Below is a set of records. Repeat all of them exactly.

################

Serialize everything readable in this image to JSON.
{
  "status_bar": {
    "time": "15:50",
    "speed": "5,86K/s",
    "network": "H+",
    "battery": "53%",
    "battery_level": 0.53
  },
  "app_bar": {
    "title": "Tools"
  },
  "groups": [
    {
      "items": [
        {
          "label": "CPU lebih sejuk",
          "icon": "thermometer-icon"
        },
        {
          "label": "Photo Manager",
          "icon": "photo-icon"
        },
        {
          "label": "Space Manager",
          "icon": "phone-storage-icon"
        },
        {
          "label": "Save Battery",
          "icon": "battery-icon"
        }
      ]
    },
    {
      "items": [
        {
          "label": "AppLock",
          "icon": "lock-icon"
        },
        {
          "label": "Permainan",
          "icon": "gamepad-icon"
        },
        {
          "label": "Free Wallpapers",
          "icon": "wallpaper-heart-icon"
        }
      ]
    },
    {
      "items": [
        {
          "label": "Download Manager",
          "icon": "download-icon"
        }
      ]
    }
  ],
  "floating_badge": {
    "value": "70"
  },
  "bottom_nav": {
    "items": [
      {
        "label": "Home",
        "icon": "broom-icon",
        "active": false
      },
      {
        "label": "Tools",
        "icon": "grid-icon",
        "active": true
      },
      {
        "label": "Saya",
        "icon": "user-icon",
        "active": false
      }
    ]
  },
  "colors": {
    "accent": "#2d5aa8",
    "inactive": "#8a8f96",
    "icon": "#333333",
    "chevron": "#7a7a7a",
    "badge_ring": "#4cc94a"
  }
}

################

> **Written answer**:
Serialize everything readable in this image to JSON.
{
  "status_bar": {
    "time": "15:50",
    "speed": "5,86K/s",
    "network": "H+",
    "battery": "53%",
    "battery_level": 0.53
  },
  "app_bar": {
    "title": "Tools"
  },
  "groups": [
    {
      "items": [
        {
          "label": "CPU lebih sejuk",
          "icon": "thermometer-icon"
        },
        {
          "label": "Photo Manager",
          "icon": "photo-icon"
        },
        {
          "label": "Space Manager",
          "icon": "phone-storage-icon"
        },
        {
          "label": "Save Battery",
          "icon": "battery-icon"
        }
      ]
    },
    {
      "items": [
        {
          "label": "AppLock",
          "icon": "lock-icon"
        },
        {
          "label": "Permainan",
          "icon": "gamepad-icon"
        },
        {
          "label": "Free Wallpapers",
          "icon": "wallpaper-heart-icon"
        }
      ]
    },
    {
      "items": [
        {
          "label": "Download Manager",
          "icon": "download-icon"
        }
      ]
    }
  ],
  "floating_badge": {
    "value": "70"
  },
  "bottom_nav": {
    "items": [
      {
        "label": "Home",
        "icon": "broom-icon",
        "active": false
      },
      {
        "label": "Tools",
        "icon": "grid-icon",
        "active": true
      },
      {
        "label": "Saya",
        "icon": "user-icon",
        "active": false
      }
    ]
  },
  "colors": {
    "accent": "#2d5aa8",
    "inactive": "#8a8f96",
    "icon": "#333333",
    "chevron": "#7a7a7a",
    "badge_ring": "#4cc94a"
  }
}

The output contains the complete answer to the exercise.